■ ITEMS:
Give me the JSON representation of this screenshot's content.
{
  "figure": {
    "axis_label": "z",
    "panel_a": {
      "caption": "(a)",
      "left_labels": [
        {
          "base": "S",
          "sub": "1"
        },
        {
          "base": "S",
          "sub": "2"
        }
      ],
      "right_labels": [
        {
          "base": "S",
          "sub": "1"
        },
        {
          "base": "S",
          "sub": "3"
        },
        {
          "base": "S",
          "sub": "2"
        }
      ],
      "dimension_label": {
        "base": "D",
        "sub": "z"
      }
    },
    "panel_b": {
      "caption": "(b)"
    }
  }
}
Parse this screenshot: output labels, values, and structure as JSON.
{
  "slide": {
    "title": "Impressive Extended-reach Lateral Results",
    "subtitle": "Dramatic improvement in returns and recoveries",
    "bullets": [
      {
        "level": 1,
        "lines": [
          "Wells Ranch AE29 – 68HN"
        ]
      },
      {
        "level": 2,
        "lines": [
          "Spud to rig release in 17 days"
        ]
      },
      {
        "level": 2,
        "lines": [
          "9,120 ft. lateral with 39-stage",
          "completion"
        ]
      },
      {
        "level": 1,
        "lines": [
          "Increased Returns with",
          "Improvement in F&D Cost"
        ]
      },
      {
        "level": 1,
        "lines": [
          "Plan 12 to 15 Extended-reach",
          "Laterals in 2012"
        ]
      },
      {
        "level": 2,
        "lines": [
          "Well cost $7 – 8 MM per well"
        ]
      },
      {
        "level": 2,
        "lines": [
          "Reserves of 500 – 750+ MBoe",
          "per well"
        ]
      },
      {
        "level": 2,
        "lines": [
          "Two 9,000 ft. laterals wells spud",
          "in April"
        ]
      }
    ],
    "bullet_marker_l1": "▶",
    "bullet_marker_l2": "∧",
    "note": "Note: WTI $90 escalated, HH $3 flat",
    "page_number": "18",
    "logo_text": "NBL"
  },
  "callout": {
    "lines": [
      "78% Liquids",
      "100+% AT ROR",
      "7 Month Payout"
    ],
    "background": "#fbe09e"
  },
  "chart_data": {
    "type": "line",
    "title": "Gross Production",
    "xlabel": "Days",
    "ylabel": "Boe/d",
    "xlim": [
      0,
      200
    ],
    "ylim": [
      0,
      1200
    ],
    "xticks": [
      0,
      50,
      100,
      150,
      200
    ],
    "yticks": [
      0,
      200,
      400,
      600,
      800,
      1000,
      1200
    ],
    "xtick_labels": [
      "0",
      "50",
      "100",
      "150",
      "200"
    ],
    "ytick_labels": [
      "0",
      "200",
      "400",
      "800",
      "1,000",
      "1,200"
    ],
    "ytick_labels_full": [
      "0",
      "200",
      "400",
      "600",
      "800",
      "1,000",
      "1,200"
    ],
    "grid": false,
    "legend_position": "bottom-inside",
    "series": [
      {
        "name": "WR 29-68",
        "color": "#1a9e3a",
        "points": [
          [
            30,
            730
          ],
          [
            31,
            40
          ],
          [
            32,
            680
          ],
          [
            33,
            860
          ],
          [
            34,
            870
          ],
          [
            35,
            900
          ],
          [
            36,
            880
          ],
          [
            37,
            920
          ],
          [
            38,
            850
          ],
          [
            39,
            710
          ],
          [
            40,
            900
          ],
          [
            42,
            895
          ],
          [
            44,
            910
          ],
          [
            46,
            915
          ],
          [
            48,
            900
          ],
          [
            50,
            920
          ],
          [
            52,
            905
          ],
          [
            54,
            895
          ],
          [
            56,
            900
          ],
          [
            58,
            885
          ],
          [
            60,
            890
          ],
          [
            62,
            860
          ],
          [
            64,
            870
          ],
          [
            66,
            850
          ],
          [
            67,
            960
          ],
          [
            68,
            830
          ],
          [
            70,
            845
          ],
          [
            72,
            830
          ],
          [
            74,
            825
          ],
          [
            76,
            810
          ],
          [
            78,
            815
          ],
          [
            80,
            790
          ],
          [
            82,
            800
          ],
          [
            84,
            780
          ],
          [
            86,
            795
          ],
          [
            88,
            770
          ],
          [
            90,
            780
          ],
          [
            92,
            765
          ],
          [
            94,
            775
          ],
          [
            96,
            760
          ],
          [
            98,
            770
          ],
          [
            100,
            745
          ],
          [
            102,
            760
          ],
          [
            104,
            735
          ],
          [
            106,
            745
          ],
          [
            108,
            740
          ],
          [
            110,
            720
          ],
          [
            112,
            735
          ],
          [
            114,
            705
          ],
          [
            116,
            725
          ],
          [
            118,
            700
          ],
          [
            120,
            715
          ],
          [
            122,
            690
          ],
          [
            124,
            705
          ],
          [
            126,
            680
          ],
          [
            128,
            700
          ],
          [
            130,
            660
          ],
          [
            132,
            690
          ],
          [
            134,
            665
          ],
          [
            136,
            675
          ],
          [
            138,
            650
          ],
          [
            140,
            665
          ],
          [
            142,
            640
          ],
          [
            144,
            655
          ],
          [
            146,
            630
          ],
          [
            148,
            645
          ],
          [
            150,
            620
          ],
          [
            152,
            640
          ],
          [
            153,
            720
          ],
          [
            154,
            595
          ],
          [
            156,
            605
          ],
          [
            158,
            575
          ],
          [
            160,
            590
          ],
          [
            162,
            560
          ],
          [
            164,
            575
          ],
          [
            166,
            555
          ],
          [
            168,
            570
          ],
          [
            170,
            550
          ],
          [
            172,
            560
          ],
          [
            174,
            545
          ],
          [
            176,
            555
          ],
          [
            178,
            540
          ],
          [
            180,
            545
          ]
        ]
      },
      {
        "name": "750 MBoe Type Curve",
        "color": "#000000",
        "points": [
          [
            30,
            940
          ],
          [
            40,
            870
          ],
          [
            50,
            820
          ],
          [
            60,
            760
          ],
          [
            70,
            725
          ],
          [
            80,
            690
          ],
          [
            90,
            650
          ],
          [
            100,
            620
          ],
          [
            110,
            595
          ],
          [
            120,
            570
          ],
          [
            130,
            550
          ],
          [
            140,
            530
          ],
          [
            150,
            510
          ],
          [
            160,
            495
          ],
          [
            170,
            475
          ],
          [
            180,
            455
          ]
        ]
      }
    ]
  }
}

■ PROBLEM REQUIREMENTS:
Give all of the entries again, word for word.

■ TASK RESULT:
Give me the JSON representation of this screenshot's content.
{
  "figure": {
    "axis_label": "z",
    "panel_a": {
      "caption": "(a)",
      "left_labels": [
        {
          "base": "S",
          "sub": "1"
        },
        {
          "base": "S",
          "sub": "2"
        }
      ],
      "right_labels": [
        {
          "base": "S",
          "sub": "1"
        },
        {
          "base": "S",
          "sub": "3"
        },
        {
          "base": "S",
          "sub": "2"
        }
      ],
      "dimension_label": {
        "base": "D",
        "sub": "z"
      }
    },
    "panel_b": {
      "caption": "(b)"
    }
  }
}
Parse this screenshot: output labels, values, and structure as JSON.
{
  "slide": {
    "title": "Impressive Extended-reach Lateral Results",
    "subtitle": "Dramatic improvement in returns and recoveries",
    "bullets": [
      {
        "level": 1,
        "lines": [
          "Wells Ranch AE29 – 68HN"
        ]
      },
      {
        "level": 2,
        "lines": [
          "Spud to rig release in 17 days"
        ]
      },
      {
        "level": 2,
        "lines": [
          "9,120 ft. lateral with 39-stage",
          "completion"
        ]
      },
      {
        "level": 1,
        "lines": [
          "Increased Returns with",
          "Improvement in F&D Cost"
        ]
      },
      {
        "level": 1,
        "lines": [
          "Plan 12 to 15 Extended-reach",
          "Laterals in 2012"
        ]
      },
      {
        "level": 2,
        "lines": [
          "Well cost $7 – 8 MM per well"
        ]
      },
      {
        "level": 2,
        "lines": [
          "Reserves of 500 – 750+ MBoe",
          "per well"
        ]
      },
      {
        "level": 2,
        "lines": [
          "Two 9,000 ft. laterals wells spud",
          "in April"
        ]
      }
    ],
    "bullet_marker_l1": "▶",
    "bullet_marker_l2": "∧",
    "note": "Note: WTI $90 escalated, HH $3 flat",
    "page_number": "18",
    "logo_text": "NBL"
  },
  "callout": {
    "lines": [
      "78% Liquids",
      "100+% AT ROR",
      "7 Month Payout"
    ],
    "background": "#fbe09e"
  },
  "chart_data": {
    "type": "line",
    "title": "Gross Production",
    "xlabel": "Days",
    "ylabel": "Boe/d",
    "xlim": [
      0,
      200
    ],
    "ylim": [
      0,
      1200
    ],
    "xticks": [
      0,
      50,
      100,
      150,
      200
    ],
    "yticks": [
      0,
      200,
      400,
      600,
      800,
      1000,
      1200
    ],
    "xtick_labels": [
      "0",
      "50",
      "100",
      "150",
      "200"
    ],
    "ytick_labels": [
      "0",
      "200",
      "400",
      "800",
      "1,000",
      "1,200"
    ],
    "ytick_labels_full": [
      "0",
      "200",
      "400",
      "600",
      "800",
      "1,000",
      "1,200"
    ],
    "grid": false,
    "legend_position": "bottom-inside",
    "series": [
      {
        "name": "WR 29-68",
        "color": "#1a9e3a",
        "points": [
          [
            30,
            730
          ],
          [
            31,
            40
          ],
          [
            32,
            680
          ],
          [
            33,
            860
          ],
          [
            34,
            870
          ],
          [
            35,
            900
          ],
          [
            36,
            880
          ],
          [
            37,
            920
          ],
          [
            38,
            850
          ],
          [
            39,
            710
          ],
          [
            40,
            900
          ],
          [
            42,
            895
          ],
          [
            44,
            910
          ],
          [
            46,
            915
          ],
          [
            48,
            900
          ],
          [
            50,
            920
          ],
          [
            52,
            905
          ],
          [
            54,
            895
          ],
          [
            56,
            900
          ],
          [
            58,
            885
          ],
          [
            60,
            890
          ],
          [
            62,
            860
          ],
          [
            64,
            870
          ],
          [
            66,
            850
          ],
          [
            67,
            960
          ],
          [
            68,
            830
          ],
          [
            70,
            845
          ],
          [
            72,
            830
          ],
          [
            74,
            825
          ],
          [
            76,
            810
          ],
          [
            78,
            815
          ],
          [
            80,
            790
          ],
          [
            82,
            800
          ],
          [
            84,
            780
          ],
          [
            86,
            795
          ],
          [
            88,
            770
          ],
          [
            90,
            780
          ],
          [
            92,
            765
          ],
          [
            94,
            775
          ],
          [
            96,
            760
          ],
          [
            98,
            770
          ],
          [
            100,
            745
          ],
          [
            102,
            760
          ],
          [
            104,
            735
          ],
          [
            106,
            745
          ],
          [
            108,
            740
          ],
          [
            110,
            720
          ],
          [
            112,
            735
          ],
          [
            114,
            705
          ],
          [
            116,
            725
          ],
          [
            118,
            700
          ],
          [
            120,
            715
          ],
          [
            122,
            690
          ],
          [
            124,
            705
          ],
          [
            126,
            680
          ],
          [
            128,
            700
          ],
          [
            130,
            660
          ],
          [
            132,
            690
          ],
          [
            134,
            665
          ],
          [
            136,
            675
          ],
          [
            138,
            650
          ],
          [
            140,
            665
          ],
          [
            142,
            640
          ],
          [
            144,
            655
          ],
          [
            146,
            630
          ],
          [
            148,
            645
          ],
          [
            150,
            620
          ],
          [
            152,
            640
          ],
          [
            153,
            720
          ],
          [
            154,
            595
          ],
          [
            156,
            605
          ],
          [
            158,
            575
          ],
          [
            160,
            590
          ],
          [
            162,
            560
          ],
          [
            164,
            575
          ],
          [
            166,
            555
          ],
          [
            168,
            570
          ],
          [
            170,
            550
          ],
          [
            172,
            560
          ],
          [
            174,
            545
          ],
          [
            176,
            555
          ],
          [
            178,
            540
          ],
          [
            180,
            545
          ]
        ]
      },
      {
        "name": "750 MBoe Type Curve",
        "color": "#000000",
        "points": [
          [
            30,
            940
          ],
          [
            40,
            870
          ],
          [
            50,
            820
          ],
          [
            60,
            760
          ],
          [
            70,
            725
          ],
          [
            80,
            690
          ],
          [
            90,
            650
          ],
          [
            100,
            620
          ],
          [
            110,
            595
          ],
          [
            120,
            570
          ],
          [
            130,
            550
          ],
          [
            140,
            530
          ],
          [
            150,
            510
          ],
          [
            160,
            495
          ],
          [
            170,
            475
          ],
          [
            180,
            455
          ]
        ]
      }
    ]
  }
}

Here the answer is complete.